--- Task directions ---
Tell how many lines in the data below hold the string "title"; give nothing but the number.

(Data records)
◆ ◆ ◆ ◆ ◆ ◆ ◆
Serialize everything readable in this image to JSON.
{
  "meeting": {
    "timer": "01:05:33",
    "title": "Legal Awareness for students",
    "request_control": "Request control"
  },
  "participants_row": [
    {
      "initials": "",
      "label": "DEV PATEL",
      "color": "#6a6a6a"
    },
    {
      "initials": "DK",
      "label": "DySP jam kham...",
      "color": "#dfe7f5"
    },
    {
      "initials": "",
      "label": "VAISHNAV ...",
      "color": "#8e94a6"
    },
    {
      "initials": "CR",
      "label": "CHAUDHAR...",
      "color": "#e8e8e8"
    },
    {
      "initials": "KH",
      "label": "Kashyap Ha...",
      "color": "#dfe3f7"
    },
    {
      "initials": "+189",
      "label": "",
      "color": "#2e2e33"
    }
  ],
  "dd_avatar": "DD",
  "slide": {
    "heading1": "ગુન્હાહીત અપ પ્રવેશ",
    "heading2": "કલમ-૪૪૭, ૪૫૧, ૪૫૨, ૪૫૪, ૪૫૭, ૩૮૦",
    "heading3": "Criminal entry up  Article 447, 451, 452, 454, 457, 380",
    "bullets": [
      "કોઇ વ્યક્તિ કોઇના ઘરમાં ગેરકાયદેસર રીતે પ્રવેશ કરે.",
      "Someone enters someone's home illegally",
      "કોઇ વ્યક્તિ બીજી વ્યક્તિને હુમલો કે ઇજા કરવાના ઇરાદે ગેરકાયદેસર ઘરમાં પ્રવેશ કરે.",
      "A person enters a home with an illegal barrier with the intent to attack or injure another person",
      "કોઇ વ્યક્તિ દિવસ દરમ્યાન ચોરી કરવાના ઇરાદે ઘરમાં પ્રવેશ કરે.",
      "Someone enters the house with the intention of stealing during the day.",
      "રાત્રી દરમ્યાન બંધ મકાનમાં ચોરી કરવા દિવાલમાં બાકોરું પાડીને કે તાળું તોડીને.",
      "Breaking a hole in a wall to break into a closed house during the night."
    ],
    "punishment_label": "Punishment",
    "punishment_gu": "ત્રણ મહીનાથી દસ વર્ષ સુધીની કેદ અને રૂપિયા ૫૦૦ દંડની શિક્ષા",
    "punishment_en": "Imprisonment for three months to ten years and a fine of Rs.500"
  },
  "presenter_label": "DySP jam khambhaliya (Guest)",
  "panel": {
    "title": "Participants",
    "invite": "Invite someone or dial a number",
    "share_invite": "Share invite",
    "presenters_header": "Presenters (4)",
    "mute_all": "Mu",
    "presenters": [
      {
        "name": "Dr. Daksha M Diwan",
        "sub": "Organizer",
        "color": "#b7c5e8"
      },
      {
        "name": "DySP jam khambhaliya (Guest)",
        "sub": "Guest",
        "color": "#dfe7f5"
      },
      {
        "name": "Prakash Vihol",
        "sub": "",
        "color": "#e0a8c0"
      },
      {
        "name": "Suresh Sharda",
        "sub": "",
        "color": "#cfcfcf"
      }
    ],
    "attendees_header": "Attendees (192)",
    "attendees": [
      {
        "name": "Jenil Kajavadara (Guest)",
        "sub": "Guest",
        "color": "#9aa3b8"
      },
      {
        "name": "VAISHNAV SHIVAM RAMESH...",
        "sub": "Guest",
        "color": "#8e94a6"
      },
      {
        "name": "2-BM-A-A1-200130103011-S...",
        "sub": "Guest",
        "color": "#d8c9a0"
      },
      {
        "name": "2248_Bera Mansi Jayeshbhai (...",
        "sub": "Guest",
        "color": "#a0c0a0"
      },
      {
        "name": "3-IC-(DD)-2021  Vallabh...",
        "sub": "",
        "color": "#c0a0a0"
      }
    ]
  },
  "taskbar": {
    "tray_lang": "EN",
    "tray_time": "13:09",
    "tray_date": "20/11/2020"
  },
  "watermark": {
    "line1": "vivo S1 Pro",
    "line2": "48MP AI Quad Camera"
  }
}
◆ ◆ ◆ ◆ ◆ ◆ ◆
--- Response for this exercise ---
2